**TASK DESCRIPTION**
Where a line below holds the string "JSON", copy that line.

**DATA SUPPLIED**
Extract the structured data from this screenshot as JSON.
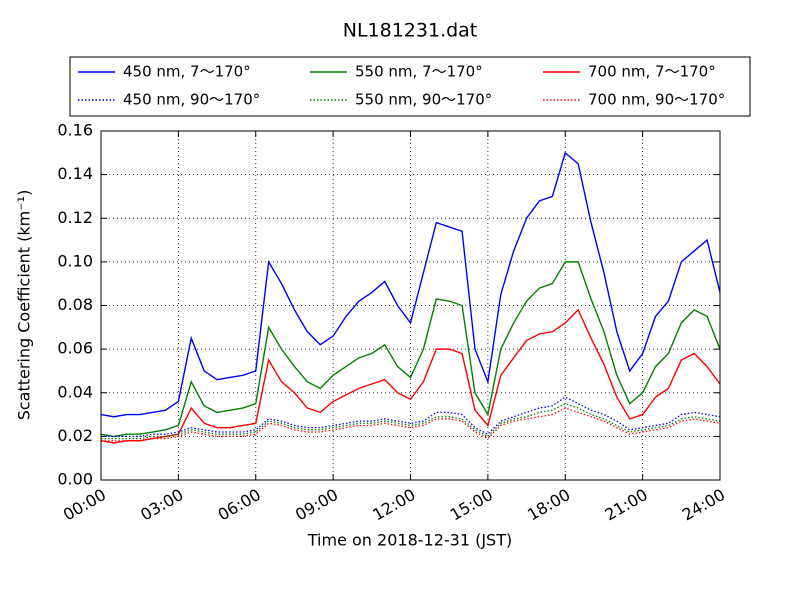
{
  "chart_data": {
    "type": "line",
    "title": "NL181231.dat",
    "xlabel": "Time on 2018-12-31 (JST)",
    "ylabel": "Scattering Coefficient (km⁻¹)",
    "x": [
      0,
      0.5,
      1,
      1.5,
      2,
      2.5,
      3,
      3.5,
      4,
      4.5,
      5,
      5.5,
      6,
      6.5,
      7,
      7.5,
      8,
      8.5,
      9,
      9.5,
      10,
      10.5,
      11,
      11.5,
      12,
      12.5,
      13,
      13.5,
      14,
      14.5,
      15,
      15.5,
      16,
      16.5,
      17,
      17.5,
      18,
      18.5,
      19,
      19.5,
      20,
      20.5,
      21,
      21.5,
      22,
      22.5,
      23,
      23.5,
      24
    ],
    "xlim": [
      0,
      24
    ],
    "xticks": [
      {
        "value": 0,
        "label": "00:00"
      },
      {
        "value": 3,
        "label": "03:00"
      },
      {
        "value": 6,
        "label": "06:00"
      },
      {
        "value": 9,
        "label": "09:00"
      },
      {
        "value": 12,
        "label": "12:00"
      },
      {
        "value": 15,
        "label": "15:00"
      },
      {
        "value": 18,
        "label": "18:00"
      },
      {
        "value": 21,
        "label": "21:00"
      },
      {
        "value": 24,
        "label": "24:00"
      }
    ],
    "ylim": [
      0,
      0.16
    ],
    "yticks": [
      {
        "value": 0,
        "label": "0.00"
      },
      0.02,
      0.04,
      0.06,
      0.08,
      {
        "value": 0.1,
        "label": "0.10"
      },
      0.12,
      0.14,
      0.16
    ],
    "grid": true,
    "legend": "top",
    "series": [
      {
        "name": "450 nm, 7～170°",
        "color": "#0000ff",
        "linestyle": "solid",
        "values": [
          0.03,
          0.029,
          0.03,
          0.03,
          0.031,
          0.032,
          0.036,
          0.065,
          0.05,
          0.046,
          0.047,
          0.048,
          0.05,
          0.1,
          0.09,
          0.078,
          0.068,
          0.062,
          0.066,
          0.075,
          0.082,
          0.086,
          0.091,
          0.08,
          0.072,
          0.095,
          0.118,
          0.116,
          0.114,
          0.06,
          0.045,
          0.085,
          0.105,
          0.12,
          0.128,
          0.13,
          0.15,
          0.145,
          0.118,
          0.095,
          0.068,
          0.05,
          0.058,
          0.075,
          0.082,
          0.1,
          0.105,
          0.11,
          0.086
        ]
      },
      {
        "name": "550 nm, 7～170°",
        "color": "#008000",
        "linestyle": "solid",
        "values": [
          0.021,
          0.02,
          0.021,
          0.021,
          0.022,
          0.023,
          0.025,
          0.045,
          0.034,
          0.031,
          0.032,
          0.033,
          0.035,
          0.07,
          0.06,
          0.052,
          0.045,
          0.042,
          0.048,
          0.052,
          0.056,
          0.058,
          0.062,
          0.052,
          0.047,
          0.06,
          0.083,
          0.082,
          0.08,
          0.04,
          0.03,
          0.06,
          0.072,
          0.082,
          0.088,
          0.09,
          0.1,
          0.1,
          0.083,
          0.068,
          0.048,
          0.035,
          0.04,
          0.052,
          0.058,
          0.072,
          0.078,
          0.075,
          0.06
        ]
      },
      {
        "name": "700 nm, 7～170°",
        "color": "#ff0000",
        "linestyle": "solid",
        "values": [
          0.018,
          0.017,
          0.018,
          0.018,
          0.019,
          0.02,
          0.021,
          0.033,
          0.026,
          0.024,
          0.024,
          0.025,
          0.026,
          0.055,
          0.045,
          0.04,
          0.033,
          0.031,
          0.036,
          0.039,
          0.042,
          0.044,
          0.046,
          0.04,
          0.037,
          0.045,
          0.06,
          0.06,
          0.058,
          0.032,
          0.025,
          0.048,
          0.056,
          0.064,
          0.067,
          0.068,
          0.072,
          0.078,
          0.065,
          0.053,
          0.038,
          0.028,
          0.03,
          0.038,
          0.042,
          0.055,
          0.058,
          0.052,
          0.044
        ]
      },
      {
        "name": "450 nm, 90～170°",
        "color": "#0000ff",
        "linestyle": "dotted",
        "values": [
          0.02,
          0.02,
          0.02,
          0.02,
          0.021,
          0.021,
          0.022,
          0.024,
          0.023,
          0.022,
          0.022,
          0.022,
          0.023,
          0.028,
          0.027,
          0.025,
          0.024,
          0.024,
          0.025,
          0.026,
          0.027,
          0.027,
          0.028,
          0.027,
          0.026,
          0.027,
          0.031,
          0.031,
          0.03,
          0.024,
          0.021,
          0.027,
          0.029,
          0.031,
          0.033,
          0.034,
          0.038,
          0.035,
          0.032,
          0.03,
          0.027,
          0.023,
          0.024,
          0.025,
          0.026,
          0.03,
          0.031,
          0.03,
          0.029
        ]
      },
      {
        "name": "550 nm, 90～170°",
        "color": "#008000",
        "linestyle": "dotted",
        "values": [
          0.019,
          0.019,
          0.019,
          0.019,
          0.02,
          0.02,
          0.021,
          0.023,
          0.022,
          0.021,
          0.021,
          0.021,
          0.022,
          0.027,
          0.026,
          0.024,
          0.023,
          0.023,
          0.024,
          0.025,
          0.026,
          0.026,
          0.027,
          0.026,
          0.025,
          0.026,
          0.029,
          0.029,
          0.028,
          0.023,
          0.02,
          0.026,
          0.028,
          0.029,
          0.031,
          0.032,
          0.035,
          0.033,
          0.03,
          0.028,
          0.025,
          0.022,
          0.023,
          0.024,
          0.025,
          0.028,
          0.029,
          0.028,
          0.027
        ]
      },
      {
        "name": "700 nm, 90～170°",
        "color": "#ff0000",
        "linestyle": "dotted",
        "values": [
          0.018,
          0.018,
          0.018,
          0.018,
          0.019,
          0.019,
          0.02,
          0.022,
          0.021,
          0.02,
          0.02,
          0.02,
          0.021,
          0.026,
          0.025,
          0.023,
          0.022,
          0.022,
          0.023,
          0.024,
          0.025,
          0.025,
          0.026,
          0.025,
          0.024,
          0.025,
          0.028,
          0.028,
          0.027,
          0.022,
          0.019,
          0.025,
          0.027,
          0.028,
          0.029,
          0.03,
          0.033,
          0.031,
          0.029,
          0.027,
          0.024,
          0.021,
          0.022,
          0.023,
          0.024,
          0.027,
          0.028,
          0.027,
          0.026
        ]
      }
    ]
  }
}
==
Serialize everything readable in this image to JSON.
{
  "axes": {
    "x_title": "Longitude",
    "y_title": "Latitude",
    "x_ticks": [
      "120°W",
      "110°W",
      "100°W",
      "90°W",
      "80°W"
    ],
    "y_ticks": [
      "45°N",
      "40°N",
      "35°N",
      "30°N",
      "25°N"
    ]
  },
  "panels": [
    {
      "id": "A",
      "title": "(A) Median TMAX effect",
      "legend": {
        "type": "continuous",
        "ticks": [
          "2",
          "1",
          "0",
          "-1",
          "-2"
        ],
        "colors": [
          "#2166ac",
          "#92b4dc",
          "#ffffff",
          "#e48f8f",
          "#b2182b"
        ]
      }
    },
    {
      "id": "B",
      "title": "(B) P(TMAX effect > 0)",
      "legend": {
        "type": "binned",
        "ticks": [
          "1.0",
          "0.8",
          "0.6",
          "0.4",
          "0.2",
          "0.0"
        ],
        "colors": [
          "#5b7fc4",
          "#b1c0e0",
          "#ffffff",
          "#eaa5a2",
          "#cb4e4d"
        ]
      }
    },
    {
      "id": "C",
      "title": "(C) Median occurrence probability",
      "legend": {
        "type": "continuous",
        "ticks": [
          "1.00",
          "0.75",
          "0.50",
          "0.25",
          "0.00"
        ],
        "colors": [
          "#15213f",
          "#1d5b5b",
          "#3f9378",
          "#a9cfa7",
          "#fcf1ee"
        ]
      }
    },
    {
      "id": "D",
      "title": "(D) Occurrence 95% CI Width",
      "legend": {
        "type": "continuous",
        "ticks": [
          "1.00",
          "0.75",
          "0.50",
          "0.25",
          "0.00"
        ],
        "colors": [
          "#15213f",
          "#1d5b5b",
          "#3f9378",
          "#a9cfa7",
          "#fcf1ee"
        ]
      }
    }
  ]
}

**RIGHT ANSWER**
Extract the structured data from this screenshot as JSON.
Serialize everything readable in this image to JSON.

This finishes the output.